■ What to produce ■
Your answer should be only a number: how many lines include the word "підтвердження".

>> Start Data to process

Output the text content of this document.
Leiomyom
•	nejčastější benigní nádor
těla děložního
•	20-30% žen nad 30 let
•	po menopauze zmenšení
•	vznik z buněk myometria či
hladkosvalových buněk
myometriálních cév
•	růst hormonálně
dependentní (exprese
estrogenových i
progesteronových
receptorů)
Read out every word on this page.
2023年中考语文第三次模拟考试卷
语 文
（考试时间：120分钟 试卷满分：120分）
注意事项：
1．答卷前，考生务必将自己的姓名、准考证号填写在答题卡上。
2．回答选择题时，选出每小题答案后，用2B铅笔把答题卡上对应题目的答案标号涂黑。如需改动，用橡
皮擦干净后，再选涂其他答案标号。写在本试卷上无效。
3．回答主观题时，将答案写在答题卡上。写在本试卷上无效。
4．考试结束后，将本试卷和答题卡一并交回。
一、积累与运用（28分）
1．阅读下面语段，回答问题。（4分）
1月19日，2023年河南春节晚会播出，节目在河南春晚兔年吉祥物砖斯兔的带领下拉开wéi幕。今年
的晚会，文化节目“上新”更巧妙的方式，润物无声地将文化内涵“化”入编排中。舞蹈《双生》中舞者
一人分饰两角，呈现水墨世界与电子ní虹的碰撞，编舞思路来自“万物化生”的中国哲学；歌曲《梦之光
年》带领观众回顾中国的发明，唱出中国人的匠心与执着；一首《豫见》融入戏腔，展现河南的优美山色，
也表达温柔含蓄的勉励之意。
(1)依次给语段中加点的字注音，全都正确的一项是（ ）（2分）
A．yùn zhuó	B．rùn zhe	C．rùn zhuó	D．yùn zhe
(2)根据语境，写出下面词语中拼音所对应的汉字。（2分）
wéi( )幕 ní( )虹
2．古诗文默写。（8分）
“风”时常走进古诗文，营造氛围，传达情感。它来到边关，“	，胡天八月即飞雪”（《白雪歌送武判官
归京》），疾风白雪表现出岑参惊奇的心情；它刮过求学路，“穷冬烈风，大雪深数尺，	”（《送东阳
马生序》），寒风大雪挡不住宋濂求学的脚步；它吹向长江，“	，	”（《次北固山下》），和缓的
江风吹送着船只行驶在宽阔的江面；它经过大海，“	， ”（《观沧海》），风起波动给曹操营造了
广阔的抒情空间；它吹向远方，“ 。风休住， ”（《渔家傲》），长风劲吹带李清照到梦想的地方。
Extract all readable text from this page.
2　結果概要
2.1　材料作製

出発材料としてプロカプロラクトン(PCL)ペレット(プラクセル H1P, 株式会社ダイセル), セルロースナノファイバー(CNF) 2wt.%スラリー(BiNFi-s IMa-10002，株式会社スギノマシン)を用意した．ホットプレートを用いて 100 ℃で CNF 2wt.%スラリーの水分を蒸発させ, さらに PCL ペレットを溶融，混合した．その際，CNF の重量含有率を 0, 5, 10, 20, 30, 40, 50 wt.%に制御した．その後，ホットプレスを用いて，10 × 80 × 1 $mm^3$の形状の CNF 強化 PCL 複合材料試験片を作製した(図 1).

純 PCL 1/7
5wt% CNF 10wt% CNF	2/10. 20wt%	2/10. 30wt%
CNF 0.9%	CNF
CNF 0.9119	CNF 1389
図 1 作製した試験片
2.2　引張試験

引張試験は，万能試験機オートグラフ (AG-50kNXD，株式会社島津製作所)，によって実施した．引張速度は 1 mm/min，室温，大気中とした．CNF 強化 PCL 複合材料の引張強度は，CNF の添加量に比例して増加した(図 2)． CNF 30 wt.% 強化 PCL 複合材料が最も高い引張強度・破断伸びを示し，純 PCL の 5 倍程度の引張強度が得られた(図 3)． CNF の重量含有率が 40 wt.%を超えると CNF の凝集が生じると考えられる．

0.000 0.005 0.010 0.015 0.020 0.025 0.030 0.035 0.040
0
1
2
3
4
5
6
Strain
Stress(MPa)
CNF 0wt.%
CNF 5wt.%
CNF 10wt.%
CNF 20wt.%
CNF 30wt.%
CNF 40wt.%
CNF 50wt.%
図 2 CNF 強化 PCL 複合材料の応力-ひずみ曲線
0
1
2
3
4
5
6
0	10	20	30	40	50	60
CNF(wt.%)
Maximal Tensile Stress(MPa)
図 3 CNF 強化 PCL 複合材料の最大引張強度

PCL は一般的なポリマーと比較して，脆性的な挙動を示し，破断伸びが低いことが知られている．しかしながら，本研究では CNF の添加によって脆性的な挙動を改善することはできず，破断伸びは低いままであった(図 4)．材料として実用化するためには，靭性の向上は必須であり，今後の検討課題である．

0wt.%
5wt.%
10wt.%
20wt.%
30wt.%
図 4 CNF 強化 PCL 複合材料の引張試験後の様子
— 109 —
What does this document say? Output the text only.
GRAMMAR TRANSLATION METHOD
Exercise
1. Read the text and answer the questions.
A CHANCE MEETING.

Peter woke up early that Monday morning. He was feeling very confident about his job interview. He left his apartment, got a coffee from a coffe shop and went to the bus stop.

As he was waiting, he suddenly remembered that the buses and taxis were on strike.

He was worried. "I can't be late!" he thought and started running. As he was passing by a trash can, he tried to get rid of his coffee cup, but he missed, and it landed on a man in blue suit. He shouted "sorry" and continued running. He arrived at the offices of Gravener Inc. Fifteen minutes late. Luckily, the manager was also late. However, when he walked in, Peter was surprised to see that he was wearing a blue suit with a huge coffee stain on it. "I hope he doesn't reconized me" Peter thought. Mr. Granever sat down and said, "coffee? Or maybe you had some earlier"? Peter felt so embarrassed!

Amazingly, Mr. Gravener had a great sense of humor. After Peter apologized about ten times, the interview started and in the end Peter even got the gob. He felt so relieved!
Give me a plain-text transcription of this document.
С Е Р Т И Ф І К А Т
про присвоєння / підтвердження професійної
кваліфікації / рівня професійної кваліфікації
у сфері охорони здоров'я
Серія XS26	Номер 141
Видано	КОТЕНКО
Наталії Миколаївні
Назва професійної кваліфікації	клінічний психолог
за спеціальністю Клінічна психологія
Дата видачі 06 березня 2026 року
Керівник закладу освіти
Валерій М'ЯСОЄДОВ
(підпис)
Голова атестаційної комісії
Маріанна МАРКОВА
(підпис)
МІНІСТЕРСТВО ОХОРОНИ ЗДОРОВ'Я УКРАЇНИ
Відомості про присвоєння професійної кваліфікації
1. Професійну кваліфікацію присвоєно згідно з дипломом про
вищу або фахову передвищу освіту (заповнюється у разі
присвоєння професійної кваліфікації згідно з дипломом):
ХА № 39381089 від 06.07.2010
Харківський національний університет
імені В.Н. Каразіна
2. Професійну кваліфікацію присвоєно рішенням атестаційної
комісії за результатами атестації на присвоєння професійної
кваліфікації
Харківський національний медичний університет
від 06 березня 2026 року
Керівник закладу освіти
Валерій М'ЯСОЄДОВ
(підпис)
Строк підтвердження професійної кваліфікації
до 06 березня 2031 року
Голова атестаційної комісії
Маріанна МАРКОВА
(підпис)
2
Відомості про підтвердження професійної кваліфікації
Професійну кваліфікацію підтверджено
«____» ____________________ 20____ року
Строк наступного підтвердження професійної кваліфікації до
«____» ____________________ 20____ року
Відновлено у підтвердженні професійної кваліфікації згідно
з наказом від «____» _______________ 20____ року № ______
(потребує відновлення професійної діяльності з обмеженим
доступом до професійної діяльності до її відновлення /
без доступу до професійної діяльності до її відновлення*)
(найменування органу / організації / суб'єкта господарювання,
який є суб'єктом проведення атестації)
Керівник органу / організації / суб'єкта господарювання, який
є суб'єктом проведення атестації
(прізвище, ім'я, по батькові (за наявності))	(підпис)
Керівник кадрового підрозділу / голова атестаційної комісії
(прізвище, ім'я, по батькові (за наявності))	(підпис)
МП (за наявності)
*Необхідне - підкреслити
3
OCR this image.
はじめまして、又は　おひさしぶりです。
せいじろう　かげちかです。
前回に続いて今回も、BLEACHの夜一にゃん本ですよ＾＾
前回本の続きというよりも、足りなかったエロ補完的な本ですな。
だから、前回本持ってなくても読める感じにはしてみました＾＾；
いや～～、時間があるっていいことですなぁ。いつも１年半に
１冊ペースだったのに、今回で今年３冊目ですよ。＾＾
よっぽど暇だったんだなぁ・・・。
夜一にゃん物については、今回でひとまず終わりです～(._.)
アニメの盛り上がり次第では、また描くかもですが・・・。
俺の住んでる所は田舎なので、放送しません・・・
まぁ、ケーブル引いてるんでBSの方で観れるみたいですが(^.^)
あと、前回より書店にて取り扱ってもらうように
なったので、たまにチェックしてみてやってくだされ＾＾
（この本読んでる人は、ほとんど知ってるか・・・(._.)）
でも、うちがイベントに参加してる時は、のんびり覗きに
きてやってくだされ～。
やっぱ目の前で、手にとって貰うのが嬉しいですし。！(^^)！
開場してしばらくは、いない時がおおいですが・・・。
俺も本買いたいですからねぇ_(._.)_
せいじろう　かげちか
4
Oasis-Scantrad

>> End Data to process

■ Task response ■
4